● WHAT IS EXPECTED
Pick out each line containing the string "this" and copy it.

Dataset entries
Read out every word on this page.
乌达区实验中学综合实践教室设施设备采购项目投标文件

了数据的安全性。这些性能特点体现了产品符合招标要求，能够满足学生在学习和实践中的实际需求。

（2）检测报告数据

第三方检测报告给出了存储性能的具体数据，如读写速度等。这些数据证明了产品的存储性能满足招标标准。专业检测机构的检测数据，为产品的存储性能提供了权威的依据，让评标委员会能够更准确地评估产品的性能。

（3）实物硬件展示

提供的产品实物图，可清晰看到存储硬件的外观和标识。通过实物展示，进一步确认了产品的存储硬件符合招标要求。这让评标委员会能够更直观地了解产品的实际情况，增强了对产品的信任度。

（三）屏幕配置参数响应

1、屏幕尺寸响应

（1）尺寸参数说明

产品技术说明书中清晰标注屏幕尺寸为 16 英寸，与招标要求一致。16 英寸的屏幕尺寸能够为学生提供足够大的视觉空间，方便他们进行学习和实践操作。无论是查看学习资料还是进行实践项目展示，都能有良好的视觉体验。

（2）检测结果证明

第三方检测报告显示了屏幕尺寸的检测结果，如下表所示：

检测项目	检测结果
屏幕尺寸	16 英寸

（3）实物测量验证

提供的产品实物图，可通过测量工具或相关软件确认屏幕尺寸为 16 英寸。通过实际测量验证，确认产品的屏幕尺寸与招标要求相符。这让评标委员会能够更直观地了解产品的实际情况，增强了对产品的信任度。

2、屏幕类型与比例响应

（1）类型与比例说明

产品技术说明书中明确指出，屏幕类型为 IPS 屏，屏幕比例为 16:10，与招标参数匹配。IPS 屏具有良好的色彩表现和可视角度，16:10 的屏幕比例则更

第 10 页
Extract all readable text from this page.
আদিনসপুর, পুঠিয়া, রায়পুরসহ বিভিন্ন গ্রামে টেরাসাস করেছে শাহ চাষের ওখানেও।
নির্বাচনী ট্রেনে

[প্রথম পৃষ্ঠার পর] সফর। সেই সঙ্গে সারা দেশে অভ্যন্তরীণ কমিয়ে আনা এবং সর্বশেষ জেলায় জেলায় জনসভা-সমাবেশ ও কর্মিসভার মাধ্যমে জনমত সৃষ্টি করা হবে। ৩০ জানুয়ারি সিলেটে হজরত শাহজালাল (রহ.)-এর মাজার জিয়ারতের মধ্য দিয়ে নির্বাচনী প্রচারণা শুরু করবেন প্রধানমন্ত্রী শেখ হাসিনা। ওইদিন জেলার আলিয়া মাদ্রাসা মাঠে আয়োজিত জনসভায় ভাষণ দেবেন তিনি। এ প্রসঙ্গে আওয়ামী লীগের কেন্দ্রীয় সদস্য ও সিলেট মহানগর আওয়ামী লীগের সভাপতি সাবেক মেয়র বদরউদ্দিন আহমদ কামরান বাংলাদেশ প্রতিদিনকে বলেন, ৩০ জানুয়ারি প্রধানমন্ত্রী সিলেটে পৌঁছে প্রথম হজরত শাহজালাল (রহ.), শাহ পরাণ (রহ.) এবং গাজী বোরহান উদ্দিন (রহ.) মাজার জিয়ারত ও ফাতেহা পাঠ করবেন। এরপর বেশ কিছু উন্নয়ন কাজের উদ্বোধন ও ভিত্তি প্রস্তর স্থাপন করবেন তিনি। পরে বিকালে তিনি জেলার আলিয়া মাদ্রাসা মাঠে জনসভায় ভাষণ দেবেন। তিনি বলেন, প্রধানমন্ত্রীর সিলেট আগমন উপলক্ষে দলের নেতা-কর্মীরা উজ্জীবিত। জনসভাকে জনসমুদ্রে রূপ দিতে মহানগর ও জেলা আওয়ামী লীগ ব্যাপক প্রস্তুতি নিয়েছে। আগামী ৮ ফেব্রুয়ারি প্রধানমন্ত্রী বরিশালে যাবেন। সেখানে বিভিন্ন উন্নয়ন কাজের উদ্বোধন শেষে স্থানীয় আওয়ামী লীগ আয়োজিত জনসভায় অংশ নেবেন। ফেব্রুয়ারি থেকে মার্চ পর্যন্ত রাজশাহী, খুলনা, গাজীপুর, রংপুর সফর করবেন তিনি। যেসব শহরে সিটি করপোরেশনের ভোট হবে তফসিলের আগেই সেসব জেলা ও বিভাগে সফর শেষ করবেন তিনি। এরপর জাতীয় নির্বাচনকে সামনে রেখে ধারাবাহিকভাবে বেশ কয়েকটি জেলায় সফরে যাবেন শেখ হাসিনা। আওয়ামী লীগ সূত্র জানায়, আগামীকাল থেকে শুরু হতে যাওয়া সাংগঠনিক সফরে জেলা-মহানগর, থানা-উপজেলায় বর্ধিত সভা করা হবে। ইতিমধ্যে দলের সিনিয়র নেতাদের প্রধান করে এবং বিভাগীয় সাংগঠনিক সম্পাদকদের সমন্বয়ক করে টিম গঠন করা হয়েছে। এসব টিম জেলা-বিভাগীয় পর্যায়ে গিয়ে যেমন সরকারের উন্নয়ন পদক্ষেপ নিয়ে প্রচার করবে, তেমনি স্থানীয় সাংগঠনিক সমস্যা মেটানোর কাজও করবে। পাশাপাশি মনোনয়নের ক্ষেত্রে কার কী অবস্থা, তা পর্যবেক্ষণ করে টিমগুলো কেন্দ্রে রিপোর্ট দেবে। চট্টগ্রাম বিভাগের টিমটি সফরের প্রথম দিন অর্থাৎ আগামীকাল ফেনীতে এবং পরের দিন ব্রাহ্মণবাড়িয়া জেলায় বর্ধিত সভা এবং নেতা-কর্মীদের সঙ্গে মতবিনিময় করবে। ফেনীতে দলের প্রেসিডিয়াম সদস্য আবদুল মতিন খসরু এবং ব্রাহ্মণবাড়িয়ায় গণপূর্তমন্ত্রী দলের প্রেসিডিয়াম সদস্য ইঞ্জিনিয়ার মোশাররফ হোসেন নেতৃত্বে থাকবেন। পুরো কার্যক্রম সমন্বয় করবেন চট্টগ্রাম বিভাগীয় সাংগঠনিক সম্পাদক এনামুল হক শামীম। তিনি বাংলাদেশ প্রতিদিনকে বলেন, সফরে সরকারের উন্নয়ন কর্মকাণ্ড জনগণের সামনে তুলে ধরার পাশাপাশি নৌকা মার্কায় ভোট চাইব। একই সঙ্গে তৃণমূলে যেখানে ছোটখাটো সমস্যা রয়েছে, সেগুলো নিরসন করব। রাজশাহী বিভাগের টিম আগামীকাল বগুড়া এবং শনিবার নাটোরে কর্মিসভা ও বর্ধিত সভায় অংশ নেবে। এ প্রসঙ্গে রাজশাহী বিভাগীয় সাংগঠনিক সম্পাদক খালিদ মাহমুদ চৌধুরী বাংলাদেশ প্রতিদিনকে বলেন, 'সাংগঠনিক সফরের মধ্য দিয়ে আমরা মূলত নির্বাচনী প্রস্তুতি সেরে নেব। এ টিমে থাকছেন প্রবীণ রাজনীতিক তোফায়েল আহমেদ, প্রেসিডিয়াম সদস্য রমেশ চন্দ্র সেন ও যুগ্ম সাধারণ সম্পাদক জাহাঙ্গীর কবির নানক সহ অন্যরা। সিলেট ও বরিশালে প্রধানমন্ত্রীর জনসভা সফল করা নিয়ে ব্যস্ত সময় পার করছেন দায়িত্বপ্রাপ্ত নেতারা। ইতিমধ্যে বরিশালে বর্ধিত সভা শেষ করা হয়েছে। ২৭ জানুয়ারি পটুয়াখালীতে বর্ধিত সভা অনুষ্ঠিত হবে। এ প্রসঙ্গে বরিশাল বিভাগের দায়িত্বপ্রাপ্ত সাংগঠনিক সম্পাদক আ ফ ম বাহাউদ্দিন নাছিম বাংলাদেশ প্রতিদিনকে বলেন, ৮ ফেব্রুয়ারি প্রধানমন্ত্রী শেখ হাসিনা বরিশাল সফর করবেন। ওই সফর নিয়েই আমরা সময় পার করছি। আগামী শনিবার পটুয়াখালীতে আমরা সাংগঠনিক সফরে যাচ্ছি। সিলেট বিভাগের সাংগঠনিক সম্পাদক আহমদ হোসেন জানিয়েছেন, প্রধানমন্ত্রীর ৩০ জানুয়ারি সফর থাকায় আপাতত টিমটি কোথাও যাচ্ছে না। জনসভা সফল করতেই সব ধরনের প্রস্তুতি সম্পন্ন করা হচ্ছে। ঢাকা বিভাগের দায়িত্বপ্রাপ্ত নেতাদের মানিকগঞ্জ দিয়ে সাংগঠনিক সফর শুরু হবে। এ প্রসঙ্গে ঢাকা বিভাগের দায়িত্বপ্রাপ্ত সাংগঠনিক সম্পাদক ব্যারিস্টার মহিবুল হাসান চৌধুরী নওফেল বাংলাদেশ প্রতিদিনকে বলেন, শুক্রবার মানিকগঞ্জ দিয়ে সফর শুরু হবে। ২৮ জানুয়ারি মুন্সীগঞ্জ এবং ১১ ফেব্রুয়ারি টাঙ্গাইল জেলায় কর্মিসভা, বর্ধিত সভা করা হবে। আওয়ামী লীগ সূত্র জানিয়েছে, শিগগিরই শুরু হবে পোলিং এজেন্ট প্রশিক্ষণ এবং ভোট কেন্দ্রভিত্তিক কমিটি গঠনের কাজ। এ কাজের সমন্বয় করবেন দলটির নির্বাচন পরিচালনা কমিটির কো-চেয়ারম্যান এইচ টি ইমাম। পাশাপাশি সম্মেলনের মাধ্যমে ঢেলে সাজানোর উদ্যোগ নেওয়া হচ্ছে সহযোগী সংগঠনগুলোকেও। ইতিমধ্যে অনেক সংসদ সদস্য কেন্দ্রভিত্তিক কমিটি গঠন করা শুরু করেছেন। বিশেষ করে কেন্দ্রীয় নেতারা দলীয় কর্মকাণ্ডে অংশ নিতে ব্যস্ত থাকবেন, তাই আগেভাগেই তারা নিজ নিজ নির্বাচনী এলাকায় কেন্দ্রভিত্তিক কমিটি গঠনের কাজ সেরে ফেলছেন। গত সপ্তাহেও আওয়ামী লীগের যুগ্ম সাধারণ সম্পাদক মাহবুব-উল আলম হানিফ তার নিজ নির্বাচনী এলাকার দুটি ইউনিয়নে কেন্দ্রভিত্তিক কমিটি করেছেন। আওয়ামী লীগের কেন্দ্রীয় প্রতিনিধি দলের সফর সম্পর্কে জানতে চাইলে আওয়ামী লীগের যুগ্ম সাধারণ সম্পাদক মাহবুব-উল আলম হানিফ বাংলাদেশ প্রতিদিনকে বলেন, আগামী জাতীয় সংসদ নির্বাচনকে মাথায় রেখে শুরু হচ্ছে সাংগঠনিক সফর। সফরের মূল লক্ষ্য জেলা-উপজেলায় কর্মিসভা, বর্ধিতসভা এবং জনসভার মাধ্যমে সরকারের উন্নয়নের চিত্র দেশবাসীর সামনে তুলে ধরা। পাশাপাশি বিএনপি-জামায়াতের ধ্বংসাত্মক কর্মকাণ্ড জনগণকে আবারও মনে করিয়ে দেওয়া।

● OUTPUT OF THE TASK
Read out every word on this page.
Extract all readable text from this page.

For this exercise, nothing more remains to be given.